Chart and figure data
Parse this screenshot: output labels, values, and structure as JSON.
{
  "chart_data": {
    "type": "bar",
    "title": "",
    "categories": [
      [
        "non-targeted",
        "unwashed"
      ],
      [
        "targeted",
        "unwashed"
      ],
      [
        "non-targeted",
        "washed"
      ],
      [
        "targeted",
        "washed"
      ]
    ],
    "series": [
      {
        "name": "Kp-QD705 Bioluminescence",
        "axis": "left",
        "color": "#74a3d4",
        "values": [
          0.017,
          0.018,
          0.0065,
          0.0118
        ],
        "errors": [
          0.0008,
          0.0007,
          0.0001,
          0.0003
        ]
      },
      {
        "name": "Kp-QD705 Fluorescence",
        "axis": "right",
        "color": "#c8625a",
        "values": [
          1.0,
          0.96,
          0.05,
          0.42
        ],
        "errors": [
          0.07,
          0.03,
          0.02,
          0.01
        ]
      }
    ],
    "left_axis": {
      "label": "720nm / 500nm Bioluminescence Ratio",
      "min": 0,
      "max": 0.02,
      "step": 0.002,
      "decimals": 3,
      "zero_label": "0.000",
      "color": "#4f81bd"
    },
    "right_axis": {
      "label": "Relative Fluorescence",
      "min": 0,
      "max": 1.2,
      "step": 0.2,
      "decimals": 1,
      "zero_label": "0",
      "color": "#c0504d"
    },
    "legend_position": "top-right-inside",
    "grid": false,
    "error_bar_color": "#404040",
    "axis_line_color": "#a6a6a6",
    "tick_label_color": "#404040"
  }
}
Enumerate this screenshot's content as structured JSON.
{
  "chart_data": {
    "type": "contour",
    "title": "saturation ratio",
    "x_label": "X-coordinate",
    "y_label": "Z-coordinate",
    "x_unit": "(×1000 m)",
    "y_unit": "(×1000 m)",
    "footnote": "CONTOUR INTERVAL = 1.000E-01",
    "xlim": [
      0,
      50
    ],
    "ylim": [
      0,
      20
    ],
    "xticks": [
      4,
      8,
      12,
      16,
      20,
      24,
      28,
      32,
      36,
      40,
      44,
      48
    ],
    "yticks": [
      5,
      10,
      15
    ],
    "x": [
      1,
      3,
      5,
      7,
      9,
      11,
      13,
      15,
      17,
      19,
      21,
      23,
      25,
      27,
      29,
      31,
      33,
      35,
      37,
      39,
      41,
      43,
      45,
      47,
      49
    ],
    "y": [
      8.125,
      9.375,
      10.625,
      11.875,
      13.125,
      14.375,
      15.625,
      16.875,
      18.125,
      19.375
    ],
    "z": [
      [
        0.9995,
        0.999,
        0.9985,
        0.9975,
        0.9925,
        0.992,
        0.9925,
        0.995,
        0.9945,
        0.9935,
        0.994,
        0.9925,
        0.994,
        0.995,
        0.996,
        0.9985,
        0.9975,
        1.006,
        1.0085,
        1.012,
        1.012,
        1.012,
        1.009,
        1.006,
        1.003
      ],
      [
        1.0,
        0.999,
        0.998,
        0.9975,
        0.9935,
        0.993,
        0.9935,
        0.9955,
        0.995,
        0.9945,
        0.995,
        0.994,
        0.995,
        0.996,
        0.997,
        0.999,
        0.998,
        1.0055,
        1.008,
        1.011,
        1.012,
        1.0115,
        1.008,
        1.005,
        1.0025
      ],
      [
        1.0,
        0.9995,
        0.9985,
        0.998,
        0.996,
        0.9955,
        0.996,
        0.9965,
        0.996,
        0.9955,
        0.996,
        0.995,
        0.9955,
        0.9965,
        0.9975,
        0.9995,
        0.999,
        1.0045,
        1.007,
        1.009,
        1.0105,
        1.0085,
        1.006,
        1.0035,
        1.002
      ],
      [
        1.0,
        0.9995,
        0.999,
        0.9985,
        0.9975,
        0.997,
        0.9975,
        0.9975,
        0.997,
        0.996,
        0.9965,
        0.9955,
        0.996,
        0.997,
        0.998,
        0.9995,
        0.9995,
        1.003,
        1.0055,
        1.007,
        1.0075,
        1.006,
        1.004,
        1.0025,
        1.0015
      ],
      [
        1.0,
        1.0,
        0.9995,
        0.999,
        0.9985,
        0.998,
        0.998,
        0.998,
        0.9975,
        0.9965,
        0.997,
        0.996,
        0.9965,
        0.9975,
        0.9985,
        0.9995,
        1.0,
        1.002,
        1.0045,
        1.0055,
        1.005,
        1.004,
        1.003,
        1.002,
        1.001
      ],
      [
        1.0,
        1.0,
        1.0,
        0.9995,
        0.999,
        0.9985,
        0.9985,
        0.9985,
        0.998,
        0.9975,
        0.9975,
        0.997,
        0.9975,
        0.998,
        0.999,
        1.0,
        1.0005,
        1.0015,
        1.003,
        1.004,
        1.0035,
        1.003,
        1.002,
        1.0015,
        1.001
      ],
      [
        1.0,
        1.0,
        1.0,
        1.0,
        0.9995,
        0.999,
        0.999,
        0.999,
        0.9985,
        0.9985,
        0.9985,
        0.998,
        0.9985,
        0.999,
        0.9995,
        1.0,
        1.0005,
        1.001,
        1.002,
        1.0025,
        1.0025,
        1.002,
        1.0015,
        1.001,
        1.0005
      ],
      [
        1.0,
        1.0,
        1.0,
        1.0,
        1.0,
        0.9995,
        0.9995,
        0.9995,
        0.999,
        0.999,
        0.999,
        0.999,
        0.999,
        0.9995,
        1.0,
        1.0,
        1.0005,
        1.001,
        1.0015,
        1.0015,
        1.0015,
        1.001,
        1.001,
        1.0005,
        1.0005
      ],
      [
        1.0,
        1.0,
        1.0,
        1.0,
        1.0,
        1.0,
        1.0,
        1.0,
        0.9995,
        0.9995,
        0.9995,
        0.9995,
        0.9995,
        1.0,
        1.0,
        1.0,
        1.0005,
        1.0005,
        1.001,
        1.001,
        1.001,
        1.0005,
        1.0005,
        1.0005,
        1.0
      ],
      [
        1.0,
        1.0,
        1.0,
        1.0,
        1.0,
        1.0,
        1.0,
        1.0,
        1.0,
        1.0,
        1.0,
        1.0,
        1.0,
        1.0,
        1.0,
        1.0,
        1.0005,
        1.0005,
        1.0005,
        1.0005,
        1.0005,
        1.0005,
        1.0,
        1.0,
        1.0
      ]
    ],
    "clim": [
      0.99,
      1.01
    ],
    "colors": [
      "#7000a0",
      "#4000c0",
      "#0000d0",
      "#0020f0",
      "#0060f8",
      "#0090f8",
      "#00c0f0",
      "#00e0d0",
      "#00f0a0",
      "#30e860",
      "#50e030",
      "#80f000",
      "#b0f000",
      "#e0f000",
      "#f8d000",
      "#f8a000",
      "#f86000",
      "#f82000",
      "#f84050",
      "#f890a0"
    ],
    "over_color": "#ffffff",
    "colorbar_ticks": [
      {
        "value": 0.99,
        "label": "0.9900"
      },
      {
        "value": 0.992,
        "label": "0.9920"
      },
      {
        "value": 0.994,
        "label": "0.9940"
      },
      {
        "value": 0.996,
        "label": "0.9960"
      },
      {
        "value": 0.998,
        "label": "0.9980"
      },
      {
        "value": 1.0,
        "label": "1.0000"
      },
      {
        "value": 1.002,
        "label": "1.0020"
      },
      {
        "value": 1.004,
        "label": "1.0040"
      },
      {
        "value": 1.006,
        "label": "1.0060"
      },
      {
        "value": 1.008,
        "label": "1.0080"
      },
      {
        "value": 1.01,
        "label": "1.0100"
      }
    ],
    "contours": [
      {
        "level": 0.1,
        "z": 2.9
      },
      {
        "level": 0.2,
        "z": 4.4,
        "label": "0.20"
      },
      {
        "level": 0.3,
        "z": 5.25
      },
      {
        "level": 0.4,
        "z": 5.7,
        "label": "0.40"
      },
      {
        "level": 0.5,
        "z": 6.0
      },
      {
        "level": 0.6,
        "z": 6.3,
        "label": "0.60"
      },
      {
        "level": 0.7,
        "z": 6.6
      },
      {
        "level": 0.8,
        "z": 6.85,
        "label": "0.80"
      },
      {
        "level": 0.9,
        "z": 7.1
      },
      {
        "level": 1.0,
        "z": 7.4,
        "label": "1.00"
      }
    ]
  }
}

**SET TASK:** Extract every line of the records above that contains the word "JSON".

**FINAL ANSWER:**
Parse this screenshot: output labels, values, and structure as JSON.
Enumerate this screenshot's content as structured JSON.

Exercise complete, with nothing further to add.